Requirement: Which lines of the listing contain the string "swatch"? Select and copy each of them, treating uppercase and lowercase as distinct.

═══ Supplied entries ═══

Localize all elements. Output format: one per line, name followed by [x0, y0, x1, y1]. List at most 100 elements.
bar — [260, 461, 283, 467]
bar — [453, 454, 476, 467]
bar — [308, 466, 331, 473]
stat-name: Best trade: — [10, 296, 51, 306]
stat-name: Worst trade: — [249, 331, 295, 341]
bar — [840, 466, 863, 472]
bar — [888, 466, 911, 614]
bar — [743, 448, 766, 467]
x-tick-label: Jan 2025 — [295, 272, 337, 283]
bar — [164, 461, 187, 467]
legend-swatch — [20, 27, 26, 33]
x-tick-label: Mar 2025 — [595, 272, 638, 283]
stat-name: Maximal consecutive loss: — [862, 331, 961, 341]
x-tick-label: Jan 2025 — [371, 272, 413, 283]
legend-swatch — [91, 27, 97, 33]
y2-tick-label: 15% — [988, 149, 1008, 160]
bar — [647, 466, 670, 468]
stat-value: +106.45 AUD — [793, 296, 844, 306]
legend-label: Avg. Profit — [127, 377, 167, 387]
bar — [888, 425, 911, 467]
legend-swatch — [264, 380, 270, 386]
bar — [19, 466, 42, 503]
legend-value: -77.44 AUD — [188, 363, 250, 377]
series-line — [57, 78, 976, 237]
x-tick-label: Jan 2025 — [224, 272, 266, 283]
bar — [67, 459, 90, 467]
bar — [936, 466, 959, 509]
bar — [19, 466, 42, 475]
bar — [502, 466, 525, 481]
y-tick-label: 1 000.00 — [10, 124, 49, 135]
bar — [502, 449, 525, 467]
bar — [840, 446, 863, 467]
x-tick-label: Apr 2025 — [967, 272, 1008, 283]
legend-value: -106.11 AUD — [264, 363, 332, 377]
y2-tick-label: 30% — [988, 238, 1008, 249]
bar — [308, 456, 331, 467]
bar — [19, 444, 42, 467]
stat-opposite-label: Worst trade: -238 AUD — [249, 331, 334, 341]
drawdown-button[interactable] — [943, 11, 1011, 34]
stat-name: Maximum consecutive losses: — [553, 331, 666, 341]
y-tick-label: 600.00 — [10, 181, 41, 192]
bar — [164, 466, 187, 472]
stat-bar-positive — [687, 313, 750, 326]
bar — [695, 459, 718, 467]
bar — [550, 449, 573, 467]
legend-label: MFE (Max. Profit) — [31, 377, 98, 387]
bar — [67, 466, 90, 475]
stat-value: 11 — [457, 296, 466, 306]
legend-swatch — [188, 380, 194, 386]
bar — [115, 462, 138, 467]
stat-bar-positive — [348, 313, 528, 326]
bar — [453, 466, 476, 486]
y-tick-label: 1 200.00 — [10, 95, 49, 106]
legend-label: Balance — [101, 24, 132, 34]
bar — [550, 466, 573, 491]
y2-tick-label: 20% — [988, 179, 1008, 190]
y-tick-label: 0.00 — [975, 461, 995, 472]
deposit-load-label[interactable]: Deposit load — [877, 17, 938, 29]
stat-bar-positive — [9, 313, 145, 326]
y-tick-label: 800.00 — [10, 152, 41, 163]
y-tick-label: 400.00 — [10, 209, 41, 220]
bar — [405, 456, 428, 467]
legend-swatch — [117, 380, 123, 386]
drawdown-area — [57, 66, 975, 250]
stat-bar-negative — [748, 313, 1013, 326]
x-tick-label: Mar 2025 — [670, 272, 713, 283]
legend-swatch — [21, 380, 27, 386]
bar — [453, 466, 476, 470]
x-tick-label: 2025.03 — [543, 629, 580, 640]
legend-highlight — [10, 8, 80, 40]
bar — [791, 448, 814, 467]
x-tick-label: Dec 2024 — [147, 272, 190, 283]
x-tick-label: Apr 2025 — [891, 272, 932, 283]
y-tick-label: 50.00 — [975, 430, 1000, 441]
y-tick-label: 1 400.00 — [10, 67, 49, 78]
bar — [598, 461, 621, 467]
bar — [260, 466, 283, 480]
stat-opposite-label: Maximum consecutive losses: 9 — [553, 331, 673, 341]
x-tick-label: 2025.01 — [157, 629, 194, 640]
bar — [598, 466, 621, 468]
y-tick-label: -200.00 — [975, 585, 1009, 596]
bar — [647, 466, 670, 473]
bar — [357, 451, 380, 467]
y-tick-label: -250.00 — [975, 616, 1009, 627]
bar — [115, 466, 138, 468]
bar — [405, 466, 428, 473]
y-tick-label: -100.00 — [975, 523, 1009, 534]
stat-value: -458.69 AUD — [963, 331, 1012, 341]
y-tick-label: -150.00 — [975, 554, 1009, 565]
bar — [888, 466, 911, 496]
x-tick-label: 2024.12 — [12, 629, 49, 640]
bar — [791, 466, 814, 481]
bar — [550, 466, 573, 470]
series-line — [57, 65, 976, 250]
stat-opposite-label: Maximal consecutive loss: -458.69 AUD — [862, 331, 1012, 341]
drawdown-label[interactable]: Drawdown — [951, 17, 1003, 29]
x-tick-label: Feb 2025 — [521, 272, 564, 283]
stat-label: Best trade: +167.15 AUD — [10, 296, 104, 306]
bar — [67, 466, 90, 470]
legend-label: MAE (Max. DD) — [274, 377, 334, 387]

═══

Expected answer:
legend-swatch — [20, 27, 26, 33]
legend-swatch — [91, 27, 97, 33]
legend-swatch — [264, 380, 270, 386]
legend-swatch — [188, 380, 194, 386]
legend-swatch — [117, 380, 123, 386]
legend-swatch — [21, 380, 27, 386]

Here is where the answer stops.